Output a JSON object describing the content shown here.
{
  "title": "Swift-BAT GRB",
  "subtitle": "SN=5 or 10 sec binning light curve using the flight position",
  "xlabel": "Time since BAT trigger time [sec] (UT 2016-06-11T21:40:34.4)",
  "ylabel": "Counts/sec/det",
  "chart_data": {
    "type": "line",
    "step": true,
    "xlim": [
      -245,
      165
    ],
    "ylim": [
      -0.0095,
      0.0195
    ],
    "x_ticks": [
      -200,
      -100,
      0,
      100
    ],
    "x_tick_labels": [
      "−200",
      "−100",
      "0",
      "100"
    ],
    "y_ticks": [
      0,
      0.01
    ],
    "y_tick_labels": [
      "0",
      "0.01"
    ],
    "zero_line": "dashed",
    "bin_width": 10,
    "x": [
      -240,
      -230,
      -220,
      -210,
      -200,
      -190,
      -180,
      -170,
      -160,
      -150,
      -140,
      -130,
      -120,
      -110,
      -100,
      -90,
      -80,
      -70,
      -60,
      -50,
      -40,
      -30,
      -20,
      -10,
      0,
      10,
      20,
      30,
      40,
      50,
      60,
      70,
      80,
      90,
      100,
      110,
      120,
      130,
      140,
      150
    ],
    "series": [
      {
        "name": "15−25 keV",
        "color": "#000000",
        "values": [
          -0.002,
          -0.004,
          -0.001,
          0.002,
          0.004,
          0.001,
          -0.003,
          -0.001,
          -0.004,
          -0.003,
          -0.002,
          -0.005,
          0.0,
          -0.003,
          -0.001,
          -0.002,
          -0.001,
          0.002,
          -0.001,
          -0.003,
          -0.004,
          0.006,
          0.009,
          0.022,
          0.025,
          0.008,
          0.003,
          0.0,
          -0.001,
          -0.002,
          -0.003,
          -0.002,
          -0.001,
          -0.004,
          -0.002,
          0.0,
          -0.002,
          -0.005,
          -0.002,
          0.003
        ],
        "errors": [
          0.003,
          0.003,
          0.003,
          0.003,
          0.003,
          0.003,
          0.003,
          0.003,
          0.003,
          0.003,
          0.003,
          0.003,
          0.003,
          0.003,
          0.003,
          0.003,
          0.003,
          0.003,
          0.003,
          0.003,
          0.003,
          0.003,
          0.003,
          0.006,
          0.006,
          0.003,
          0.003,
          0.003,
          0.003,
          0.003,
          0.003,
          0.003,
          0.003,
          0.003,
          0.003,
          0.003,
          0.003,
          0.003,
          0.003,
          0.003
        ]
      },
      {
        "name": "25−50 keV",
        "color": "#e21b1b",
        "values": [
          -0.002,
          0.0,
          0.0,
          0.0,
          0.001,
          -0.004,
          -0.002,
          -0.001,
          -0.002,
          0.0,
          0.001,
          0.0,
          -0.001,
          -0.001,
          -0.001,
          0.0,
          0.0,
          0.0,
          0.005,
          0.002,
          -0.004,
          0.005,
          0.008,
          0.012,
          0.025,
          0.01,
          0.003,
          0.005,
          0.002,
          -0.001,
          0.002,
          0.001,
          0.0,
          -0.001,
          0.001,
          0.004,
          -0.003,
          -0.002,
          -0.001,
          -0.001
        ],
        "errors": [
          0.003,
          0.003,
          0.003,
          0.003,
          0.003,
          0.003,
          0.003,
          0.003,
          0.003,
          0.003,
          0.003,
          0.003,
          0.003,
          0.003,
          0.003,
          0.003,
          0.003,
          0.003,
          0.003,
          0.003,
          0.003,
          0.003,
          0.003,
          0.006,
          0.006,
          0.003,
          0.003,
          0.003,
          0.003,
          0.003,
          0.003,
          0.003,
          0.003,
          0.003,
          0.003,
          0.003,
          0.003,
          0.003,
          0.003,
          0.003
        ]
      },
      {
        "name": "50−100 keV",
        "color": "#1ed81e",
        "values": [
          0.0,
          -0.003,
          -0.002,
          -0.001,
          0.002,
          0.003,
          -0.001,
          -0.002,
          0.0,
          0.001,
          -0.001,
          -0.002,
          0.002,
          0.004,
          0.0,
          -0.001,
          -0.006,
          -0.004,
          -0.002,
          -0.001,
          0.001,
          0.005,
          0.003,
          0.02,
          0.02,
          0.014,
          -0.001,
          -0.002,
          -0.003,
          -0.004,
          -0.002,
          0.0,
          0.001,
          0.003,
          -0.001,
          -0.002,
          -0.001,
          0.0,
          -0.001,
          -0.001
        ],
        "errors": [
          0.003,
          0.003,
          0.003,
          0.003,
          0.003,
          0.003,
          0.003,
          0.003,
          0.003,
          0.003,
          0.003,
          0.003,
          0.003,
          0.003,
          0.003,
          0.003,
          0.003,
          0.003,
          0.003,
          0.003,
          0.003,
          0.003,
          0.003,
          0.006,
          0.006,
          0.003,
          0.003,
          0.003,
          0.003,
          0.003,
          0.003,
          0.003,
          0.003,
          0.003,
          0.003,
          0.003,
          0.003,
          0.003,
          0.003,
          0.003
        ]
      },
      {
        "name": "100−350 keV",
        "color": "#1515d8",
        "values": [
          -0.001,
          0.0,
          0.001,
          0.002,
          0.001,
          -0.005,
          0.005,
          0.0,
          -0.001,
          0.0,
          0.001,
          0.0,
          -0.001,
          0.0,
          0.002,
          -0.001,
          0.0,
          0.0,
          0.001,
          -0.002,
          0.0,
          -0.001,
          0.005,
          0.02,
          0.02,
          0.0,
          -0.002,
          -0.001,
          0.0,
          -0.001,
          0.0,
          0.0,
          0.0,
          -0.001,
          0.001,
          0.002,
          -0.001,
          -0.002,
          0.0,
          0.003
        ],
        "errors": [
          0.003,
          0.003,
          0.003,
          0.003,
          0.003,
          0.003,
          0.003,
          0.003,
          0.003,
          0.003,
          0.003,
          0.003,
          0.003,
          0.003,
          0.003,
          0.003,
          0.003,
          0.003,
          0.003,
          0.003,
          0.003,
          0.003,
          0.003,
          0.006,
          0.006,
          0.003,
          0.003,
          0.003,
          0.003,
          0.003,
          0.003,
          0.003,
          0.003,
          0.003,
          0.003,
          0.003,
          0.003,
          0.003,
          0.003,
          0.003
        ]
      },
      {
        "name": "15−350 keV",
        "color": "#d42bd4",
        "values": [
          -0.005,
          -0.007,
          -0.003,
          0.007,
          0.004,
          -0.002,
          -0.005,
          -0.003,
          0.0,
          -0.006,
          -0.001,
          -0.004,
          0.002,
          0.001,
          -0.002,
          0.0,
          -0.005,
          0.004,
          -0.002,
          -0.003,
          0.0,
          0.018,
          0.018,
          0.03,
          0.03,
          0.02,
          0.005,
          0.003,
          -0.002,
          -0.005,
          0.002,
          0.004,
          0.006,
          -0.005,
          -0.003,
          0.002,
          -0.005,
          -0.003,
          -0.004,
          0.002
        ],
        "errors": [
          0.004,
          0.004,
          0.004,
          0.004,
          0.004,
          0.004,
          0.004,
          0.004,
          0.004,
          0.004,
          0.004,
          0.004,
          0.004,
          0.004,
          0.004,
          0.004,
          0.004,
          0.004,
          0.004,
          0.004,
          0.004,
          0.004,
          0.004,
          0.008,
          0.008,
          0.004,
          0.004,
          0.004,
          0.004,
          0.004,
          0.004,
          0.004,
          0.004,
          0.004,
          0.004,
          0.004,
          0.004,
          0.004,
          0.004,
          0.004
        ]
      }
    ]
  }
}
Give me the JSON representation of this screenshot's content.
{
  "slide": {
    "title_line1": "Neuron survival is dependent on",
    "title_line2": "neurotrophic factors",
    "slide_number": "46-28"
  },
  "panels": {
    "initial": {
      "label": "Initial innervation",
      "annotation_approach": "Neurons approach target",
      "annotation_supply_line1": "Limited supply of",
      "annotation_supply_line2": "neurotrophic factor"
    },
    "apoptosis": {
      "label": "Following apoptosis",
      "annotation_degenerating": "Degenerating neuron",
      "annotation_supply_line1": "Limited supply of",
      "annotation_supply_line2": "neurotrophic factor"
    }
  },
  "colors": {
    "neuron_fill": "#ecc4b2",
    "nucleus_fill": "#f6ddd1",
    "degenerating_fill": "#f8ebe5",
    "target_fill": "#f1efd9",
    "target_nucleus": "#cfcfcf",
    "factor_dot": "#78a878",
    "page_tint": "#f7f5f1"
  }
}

▶ [The problem]: In the listing above, find each line with the word "content" and copy it.

▶ [Output]:
Output a JSON object describing the content shown here.
Give me the JSON representation of this screenshot's content.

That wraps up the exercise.